WILKES-BARRE — Carli Tabone laughed but she didn’t take the ribbing passively. “You lift this!” she shouted after fellow students chided her handling of a 10-pound sledgehammer.
Her first few swings at a square of metal on the grass of Wilkes University’s quadrangle went wide, thudding to the ground and failing to register on the computer where most of the other students gathered far across grassy expanse, near the Cohen Science Center building. It was the hub for multiple, 30-minute experiments students from area high schools took a stab at during Wilkes’ annual Earth and Environmental Science Day on Friday.
The Wyoming Area Secondary School freshman’s aim grew true, and by her last swing, she was making some pretty big waves on the computer connecting with the hammer by a long wire. Between computer and sledge, a string of intermittent seismic monitors sat on the ground.
“It measures the seismic wave at different times,” geology assistant professor Bobby Karimi explained after the students headed off for a lunch break. The computer takes that data and makes a sophisticated visual representation of the whole, unseen thing.
The representation isn’t perfect, Karimi confessed, because of all the ambient noise, such as cars on nearby streets. So the hammer wasn’t the best percussive instrument. “We could have used explosives,” he smiled. “But I think the university would frown on that.”

[Dataset items]
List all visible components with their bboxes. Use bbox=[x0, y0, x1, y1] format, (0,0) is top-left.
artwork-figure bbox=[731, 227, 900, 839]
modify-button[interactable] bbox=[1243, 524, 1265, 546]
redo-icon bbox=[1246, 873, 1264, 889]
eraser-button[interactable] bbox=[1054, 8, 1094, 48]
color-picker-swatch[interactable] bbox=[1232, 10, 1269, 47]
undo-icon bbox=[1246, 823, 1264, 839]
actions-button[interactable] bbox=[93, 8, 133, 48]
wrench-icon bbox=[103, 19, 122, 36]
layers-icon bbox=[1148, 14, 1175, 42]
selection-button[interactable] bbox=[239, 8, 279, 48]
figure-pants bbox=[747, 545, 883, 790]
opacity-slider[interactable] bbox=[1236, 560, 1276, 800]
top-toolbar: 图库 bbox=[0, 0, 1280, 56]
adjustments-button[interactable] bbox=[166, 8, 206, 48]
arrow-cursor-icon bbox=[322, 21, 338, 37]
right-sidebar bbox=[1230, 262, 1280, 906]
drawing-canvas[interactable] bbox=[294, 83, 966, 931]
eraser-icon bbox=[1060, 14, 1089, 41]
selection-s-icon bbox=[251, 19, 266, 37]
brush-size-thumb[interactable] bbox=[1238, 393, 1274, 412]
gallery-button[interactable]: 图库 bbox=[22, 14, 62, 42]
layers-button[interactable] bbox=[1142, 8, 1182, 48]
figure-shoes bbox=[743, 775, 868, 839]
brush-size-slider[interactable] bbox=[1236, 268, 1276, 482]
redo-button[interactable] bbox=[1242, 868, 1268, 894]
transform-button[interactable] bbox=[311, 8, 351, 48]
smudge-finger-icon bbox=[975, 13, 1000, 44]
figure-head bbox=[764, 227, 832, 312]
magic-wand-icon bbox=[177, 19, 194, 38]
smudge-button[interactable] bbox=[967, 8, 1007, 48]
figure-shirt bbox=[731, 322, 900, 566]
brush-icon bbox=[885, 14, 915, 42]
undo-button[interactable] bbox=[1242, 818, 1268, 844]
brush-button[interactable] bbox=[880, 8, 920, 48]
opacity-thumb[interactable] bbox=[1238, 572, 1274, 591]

• [WORK INSTRUCTION 1]: According to the article on Wilkes University's Earth and Environmental Science Day, why isn't the computer's representation of the seismic wave perfect?
• [WORK INSTRUCTION 2]: In the Earth and Environmental Science Day article, how heavy was the sledgehammer Carli Tabone swung?
• [WORK INSTRUCTION 3]: Pick up the article on Wilkes University's Earth and Environmental Science Day after its last sentence and continue it.
You can leave the dataset items aside, since none of the work depends on them.

• [ANSWER SECTION 1]: The representation is imperfect because of ambient noise, such as cars on nearby streets.

• [ANSWER SECTION 2]: It weighed 10 pounds.

• [ANSWER SECTION 3]:
For most of the morning and part of the afternoon, students took turns at lessons with titles like “How to Drown a Drone,” “Fossils in Pennsylvania,” “Oil and Water Don’t Mix” and this one, dubbed “Stop, Hammertime!”
Despite her lament the hammer “was really heavy,” Tabone smiled through the whole thing, and decided it was one of her two favorite demonstrations so far, along with the fossils.
And in case you’re wondering, yes, Karimi gets a little annoyed at the ribbing geology gets on the hit TV show, “The Big Bang Theory.”
“I was just working on something with some students,” he recalled, “and one said, ‘This is really hard.’”
The science of rocks is hard? C’mon, your practically writing the jokes for them.